Every entry that follows should be reproduced exactly.

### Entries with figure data
--- Begin ---
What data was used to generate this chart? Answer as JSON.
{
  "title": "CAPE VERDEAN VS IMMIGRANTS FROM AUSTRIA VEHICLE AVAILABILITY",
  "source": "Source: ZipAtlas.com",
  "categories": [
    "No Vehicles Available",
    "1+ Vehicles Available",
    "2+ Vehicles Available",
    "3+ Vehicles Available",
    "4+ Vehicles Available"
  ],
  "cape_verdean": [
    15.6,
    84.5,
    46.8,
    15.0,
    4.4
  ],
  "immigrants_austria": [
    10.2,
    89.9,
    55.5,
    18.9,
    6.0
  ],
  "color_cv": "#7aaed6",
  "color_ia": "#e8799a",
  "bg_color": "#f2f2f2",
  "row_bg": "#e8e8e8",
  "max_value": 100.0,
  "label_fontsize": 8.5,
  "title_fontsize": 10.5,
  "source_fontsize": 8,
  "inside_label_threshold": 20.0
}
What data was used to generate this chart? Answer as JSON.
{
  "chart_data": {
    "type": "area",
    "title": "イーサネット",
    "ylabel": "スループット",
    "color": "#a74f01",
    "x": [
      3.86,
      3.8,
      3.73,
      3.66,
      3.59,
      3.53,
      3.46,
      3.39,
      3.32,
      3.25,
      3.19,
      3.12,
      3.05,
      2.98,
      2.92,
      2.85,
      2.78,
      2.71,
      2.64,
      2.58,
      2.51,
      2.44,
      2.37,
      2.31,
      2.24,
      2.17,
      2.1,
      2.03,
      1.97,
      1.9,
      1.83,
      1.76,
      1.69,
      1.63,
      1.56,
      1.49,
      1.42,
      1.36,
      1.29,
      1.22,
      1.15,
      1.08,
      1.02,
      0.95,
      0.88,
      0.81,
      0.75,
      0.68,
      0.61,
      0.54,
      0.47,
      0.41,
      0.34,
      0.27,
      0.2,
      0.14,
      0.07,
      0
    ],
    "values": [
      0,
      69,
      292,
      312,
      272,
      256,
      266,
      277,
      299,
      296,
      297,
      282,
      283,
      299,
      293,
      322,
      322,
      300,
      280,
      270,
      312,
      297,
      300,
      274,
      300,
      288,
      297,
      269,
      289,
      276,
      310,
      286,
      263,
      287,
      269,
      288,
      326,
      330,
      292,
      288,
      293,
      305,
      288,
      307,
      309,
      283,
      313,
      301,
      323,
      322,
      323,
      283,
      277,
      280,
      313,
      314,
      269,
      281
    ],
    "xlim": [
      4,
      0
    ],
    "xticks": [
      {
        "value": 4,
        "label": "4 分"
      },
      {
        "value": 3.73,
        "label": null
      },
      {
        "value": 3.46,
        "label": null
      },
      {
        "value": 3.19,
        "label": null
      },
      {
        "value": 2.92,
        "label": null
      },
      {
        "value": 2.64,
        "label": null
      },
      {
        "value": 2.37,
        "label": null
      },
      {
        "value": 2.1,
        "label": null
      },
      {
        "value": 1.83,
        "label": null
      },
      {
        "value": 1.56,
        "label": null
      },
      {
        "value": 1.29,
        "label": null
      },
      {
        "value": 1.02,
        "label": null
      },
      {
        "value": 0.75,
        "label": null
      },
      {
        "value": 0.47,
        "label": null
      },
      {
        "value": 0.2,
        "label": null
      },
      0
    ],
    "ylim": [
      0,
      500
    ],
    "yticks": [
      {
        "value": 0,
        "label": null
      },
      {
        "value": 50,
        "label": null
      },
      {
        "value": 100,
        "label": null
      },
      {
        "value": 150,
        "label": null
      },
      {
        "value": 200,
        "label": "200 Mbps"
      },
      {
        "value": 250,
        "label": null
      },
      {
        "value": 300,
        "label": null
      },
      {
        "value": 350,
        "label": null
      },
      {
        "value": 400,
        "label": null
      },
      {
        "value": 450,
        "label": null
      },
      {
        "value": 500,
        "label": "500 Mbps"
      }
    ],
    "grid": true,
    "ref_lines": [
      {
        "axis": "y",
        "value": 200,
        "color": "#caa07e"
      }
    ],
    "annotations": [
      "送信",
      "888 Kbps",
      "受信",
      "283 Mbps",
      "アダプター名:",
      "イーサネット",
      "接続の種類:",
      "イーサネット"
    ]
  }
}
--- End ---
### RIGHT ANSWER
What data was used to generate this chart? Answer as JSON.
{
  "title": "CAPE VERDEAN VS IMMIGRANTS FROM AUSTRIA VEHICLE AVAILABILITY",
  "source": "Source: ZipAtlas.com",
  "categories": [
    "No Vehicles Available",
    "1+ Vehicles Available",
    "2+ Vehicles Available",
    "3+ Vehicles Available",
    "4+ Vehicles Available"
  ],
  "cape_verdean": [
    15.6,
    84.5,
    46.8,
    15.0,
    4.4
  ],
  "immigrants_austria": [
    10.2,
    89.9,
    55.5,
    18.9,
    6.0
  ],
  "color_cv": "#7aaed6",
  "color_ia": "#e8799a",
  "bg_color": "#f2f2f2",
  "row_bg": "#e8e8e8",
  "max_value": 100.0,
  "label_fontsize": 8.5,
  "title_fontsize": 10.5,
  "source_fontsize": 8,
  "inside_label_threshold": 20.0
}
What data was used to generate this chart? Answer as JSON.
{
  "chart_data": {
    "type": "area",
    "title": "イーサネット",
    "ylabel": "スループット",
    "color": "#a74f01",
    "x": [
      3.86,
      3.8,
      3.73,
      3.66,
      3.59,
      3.53,
      3.46,
      3.39,
      3.32,
      3.25,
      3.19,
      3.12,
      3.05,
      2.98,
      2.92,
      2.85,
      2.78,
      2.71,
      2.64,
      2.58,
      2.51,
      2.44,
      2.37,
      2.31,
      2.24,
      2.17,
      2.1,
      2.03,
      1.97,
      1.9,
      1.83,
      1.76,
      1.69,
      1.63,
      1.56,
      1.49,
      1.42,
      1.36,
      1.29,
      1.22,
      1.15,
      1.08,
      1.02,
      0.95,
      0.88,
      0.81,
      0.75,
      0.68,
      0.61,
      0.54,
      0.47,
      0.41,
      0.34,
      0.27,
      0.2,
      0.14,
      0.07,
      0
    ],
    "values": [
      0,
      69,
      292,
      312,
      272,
      256,
      266,
      277,
      299,
      296,
      297,
      282,
      283,
      299,
      293,
      322,
      322,
      300,
      280,
      270,
      312,
      297,
      300,
      274,
      300,
      288,
      297,
      269,
      289,
      276,
      310,
      286,
      263,
      287,
      269,
      288,
      326,
      330,
      292,
      288,
      293,
      305,
      288,
      307,
      309,
      283,
      313,
      301,
      323,
      322,
      323,
      283,
      277,
      280,
      313,
      314,
      269,
      281
    ],
    "xlim": [
      4,
      0
    ],
    "xticks": [
      {
        "value": 4,
        "label": "4 分"
      },
      {
        "value": 3.73,
        "label": null
      },
      {
        "value": 3.46,
        "label": null
      },
      {
        "value": 3.19,
        "label": null
      },
      {
        "value": 2.92,
        "label": null
      },
      {
        "value": 2.64,
        "label": null
      },
      {
        "value": 2.37,
        "label": null
      },
      {
        "value": 2.1,
        "label": null
      },
      {
        "value": 1.83,
        "label": null
      },
      {
        "value": 1.56,
        "label": null
      },
      {
        "value": 1.29,
        "label": null
      },
      {
        "value": 1.02,
        "label": null
      },
      {
        "value": 0.75,
        "label": null
      },
      {
        "value": 0.47,
        "label": null
      },
      {
        "value": 0.2,
        "label": null
      },
      0
    ],
    "ylim": [
      0,
      500
    ],
    "yticks": [
      {
        "value": 0,
        "label": null
      },
      {
        "value": 50,
        "label": null
      },
      {
        "value": 100,
        "label": null
      },
      {
        "value": 150,
        "label": null
      },
      {
        "value": 200,
        "label": "200 Mbps"
      },
      {
        "value": 250,
        "label": null
      },
      {
        "value": 300,
        "label": null
      },
      {
        "value": 350,
        "label": null
      },
      {
        "value": 400,
        "label": null
      },
      {
        "value": 450,
        "label": null
      },
      {
        "value": 500,
        "label": "500 Mbps"
      }
    ],
    "grid": true,
    "ref_lines": [
      {
        "axis": "y",
        "value": 200,
        "color": "#caa07e"
      }
    ],
    "annotations": [
      "送信",
      "888 Kbps",
      "受信",
      "283 Mbps",
      "アダプター名:",
      "イーサネット",
      "接続の種類:",
      "イーサネット"
    ]
  }
}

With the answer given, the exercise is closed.